What you have to do: Reproduce the data in its entirety, exactly as supplied.

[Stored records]
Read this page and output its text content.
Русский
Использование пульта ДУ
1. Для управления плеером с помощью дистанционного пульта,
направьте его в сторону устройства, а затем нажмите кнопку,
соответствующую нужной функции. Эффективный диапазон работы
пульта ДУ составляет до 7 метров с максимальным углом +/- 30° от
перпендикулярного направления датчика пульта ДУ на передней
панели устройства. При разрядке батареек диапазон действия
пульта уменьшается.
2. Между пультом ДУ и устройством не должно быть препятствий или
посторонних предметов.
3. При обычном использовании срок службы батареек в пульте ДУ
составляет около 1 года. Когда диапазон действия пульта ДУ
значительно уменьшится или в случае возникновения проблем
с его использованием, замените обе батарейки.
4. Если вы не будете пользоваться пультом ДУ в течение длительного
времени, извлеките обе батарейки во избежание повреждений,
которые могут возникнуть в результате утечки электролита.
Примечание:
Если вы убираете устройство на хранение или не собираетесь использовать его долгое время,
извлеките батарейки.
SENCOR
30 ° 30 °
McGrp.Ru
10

Written solution:
Read this page and output its text content.
Русский
Использование пульта ДУ
1. Для управления плеером с помощью дистанционного пульта,
направьте его в сторону устройства, а затем нажмите кнопку,
соответствующую нужной функции. Эффективный диапазон работы
пульта ДУ составляет до 7 метров с максимальным углом +/- 30° от
перпендикулярного направления датчика пульта ДУ на передней
панели устройства. При разрядке батареек диапазон действия
пульта уменьшается.
2. Между пультом ДУ и устройством не должно быть препятствий или
посторонних предметов.
3. При обычном использовании срок службы батареек в пульте ДУ
составляет около 1 года. Когда диапазон действия пульта ДУ
значительно уменьшится или в случае возникновения проблем
с его использованием, замените обе батарейки.
4. Если вы не будете пользоваться пультом ДУ в течение длительного
времени, извлеките обе батарейки во избежание повреждений,
которые могут возникнуть в результате утечки электролита.
Примечание:
Если вы убираете устройство на хранение или не собираетесь использовать его долгое время,
извлеките батарейки.
SENCOR
30 ° 30 °
McGrp.Ru
10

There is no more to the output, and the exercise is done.